Data records:
━━━━

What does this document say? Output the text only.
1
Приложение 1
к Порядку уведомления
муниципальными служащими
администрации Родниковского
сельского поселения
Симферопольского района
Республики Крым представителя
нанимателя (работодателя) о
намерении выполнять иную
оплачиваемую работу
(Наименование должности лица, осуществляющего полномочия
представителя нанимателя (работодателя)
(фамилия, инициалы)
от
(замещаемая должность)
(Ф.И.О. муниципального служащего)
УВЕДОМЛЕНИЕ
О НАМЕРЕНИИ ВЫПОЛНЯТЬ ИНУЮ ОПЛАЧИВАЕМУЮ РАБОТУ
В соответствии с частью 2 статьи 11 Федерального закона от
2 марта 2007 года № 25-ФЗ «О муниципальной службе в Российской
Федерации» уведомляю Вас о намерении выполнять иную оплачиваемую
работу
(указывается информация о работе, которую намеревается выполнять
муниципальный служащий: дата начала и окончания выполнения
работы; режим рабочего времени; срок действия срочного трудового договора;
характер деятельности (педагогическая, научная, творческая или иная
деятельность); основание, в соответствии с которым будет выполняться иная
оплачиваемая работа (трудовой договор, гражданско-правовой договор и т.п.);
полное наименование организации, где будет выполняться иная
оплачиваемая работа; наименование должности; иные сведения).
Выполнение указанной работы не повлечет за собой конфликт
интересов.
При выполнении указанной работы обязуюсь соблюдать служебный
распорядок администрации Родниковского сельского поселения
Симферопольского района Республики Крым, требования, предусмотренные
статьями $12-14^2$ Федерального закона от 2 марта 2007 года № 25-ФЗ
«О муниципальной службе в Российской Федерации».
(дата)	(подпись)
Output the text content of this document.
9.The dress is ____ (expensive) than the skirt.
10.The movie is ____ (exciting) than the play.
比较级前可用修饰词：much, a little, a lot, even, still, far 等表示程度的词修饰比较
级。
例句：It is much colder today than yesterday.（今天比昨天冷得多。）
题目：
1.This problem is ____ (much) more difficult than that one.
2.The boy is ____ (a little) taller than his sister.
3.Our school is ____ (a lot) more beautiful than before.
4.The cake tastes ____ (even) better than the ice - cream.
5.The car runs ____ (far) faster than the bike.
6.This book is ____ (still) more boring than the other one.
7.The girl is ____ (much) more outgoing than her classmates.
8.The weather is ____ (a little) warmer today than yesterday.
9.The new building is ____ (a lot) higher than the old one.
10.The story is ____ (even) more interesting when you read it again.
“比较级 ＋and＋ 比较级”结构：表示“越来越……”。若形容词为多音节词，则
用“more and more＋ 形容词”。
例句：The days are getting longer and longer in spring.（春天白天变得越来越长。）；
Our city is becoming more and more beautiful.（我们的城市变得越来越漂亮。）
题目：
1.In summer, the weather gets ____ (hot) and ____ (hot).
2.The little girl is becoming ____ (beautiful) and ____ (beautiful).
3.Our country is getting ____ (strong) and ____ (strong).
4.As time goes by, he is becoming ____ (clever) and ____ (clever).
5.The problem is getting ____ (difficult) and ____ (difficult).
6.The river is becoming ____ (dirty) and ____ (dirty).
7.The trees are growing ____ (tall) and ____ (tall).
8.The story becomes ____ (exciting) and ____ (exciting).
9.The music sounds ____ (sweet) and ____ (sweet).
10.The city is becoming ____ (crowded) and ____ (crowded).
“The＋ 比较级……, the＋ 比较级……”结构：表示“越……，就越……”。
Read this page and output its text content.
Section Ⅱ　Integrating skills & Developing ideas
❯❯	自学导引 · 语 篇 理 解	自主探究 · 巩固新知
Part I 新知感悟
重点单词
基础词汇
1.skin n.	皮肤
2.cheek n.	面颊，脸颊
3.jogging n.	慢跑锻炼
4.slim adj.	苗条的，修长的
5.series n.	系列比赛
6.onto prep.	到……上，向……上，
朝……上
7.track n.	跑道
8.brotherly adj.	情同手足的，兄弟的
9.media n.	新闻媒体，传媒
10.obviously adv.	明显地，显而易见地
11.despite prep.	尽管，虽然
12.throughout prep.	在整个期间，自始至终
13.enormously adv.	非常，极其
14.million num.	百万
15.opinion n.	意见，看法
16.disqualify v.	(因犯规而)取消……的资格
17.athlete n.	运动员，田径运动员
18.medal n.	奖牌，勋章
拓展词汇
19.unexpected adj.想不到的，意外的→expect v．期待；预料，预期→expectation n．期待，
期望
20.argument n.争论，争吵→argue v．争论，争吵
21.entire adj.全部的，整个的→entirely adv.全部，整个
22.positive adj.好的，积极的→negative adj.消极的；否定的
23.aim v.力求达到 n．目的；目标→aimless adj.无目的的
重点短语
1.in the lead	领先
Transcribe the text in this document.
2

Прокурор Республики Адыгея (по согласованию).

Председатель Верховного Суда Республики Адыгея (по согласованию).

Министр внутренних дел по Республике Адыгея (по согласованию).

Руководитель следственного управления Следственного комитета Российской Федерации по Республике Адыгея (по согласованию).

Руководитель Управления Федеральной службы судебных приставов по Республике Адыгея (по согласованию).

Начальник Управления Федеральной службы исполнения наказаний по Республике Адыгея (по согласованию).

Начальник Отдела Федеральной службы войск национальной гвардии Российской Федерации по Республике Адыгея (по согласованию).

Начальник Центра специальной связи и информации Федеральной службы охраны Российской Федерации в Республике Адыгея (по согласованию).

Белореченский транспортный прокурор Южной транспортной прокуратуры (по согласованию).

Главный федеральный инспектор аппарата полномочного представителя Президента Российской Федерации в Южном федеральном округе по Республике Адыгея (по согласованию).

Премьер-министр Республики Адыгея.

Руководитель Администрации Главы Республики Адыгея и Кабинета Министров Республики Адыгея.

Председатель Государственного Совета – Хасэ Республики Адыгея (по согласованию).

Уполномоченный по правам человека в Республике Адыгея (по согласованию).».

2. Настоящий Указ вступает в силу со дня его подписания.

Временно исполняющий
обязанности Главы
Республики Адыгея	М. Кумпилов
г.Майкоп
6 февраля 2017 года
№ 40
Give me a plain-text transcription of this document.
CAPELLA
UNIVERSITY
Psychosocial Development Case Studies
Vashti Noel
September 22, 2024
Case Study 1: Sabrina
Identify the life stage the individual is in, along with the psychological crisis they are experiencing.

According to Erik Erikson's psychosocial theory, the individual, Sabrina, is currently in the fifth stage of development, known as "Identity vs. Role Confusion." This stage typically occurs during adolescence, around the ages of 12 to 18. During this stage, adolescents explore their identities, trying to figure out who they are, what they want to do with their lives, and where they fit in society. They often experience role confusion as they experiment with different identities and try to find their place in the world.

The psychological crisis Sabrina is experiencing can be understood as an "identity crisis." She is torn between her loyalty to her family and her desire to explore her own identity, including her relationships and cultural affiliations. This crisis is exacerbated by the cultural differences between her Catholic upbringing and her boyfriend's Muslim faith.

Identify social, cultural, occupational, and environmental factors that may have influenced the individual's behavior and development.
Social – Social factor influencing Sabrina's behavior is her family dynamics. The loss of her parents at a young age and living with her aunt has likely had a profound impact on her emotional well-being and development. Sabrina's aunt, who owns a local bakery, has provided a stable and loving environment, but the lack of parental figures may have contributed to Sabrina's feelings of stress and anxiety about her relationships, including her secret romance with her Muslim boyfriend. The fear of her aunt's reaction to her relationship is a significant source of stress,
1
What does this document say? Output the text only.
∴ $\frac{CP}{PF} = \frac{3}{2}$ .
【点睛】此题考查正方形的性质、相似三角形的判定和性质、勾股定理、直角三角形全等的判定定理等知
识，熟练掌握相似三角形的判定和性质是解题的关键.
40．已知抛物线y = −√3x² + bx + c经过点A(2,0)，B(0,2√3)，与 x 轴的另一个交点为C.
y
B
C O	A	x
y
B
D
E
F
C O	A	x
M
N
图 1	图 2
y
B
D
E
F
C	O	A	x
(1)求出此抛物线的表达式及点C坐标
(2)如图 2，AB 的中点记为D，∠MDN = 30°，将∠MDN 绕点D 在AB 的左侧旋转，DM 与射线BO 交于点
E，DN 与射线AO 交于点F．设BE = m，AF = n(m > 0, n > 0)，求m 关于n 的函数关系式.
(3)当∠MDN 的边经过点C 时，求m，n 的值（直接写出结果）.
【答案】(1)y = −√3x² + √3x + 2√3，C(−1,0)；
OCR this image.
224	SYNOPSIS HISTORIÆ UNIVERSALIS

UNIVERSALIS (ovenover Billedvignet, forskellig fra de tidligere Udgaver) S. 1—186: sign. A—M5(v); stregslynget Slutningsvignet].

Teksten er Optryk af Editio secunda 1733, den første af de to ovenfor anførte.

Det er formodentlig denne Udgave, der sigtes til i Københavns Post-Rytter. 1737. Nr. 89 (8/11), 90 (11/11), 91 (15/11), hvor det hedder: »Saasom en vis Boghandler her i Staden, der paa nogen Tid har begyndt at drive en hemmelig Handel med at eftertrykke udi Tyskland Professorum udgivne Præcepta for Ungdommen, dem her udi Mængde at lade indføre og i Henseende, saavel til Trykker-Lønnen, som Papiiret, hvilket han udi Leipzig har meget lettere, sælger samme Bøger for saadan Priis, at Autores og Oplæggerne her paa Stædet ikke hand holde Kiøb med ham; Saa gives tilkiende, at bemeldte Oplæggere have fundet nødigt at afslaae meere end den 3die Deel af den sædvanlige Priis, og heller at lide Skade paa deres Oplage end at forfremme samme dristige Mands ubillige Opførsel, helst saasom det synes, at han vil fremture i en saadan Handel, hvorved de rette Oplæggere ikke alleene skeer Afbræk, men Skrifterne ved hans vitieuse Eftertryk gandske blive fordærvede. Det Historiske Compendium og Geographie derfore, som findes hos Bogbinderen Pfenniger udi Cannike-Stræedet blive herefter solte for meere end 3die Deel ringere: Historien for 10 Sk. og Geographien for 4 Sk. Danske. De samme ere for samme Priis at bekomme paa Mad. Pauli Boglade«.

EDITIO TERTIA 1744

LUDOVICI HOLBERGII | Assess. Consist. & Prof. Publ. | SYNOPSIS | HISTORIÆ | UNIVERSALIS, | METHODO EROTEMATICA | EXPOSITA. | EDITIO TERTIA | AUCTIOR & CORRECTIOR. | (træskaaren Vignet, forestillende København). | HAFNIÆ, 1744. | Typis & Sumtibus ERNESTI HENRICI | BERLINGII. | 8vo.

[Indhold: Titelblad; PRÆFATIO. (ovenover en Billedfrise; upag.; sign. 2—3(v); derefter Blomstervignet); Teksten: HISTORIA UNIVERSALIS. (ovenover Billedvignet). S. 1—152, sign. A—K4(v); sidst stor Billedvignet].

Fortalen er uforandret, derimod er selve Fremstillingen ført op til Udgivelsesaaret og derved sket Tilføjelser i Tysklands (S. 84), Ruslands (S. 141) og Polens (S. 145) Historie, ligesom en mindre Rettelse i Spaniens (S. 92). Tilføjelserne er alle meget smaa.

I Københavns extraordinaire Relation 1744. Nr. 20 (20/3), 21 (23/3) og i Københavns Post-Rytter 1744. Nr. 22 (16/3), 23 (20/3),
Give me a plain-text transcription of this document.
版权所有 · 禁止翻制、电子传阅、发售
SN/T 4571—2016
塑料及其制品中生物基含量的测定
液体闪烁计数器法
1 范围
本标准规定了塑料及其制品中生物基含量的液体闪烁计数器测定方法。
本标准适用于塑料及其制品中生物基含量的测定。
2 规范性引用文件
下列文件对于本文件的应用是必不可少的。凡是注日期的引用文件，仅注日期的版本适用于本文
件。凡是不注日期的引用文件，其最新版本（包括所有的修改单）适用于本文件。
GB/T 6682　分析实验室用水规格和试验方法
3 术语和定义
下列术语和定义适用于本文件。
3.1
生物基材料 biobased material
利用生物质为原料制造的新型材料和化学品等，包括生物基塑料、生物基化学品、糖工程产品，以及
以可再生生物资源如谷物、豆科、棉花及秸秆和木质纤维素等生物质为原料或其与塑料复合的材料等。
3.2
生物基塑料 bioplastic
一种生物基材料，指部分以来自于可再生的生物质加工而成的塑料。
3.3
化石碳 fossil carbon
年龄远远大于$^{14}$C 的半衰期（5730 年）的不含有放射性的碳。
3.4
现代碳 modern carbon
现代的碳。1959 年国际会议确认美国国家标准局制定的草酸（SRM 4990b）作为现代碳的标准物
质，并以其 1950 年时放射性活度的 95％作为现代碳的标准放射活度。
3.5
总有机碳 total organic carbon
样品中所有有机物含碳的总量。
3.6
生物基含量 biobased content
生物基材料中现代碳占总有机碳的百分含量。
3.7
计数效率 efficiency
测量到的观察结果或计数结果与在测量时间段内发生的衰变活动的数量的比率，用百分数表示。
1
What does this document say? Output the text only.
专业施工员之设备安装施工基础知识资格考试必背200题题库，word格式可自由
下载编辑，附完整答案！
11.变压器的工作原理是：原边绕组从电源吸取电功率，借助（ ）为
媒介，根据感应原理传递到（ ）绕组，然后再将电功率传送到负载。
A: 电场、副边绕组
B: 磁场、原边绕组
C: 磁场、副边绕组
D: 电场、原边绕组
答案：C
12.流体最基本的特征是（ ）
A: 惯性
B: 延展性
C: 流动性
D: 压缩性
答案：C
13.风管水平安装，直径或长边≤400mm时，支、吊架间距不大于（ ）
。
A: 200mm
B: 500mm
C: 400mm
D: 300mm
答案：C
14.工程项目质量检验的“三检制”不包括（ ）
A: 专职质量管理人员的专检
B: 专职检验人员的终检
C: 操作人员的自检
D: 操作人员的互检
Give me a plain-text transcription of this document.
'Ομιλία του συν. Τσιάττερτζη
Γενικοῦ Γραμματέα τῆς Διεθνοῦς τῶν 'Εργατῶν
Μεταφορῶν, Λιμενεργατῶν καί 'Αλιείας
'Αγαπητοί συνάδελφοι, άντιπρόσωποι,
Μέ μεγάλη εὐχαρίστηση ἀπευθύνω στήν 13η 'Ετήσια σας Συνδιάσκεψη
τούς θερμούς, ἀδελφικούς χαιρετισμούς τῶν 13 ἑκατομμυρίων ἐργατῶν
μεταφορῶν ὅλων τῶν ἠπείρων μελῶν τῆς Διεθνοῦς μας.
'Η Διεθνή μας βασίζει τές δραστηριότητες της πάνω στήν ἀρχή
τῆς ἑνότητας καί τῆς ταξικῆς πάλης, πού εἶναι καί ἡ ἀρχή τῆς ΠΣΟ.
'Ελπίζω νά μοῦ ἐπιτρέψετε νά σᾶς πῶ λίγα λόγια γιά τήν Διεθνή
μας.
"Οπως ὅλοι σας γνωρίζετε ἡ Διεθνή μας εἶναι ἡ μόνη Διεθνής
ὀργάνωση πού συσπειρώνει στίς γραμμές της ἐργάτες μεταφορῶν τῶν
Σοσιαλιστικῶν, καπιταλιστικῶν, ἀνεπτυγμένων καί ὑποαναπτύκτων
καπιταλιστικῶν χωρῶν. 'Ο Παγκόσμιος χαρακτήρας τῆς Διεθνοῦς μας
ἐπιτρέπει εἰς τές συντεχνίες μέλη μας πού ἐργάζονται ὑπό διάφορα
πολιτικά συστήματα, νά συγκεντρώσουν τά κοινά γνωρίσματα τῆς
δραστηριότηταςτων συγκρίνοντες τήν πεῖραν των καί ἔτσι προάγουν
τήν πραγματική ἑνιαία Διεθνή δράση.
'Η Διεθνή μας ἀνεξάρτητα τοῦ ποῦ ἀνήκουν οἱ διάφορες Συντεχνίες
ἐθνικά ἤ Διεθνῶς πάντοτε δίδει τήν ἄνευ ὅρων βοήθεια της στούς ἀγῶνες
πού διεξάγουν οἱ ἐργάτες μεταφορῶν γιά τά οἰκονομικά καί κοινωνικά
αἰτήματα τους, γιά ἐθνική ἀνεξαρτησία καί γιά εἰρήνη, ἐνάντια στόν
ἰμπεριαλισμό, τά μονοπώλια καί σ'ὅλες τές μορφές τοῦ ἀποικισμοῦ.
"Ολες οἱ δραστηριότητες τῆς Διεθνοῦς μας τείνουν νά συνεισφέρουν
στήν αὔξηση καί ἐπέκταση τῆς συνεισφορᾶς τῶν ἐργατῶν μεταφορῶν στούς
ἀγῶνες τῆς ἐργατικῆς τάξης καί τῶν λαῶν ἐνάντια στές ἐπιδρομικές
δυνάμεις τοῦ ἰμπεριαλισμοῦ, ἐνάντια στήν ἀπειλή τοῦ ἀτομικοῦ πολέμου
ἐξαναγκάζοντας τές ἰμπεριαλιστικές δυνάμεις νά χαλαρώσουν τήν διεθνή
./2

━━━━

» Goal
In the entries above, find each line with the word "biobased" and copy it.

» Answer below
生物基材料 biobased material
生物基含量 biobased content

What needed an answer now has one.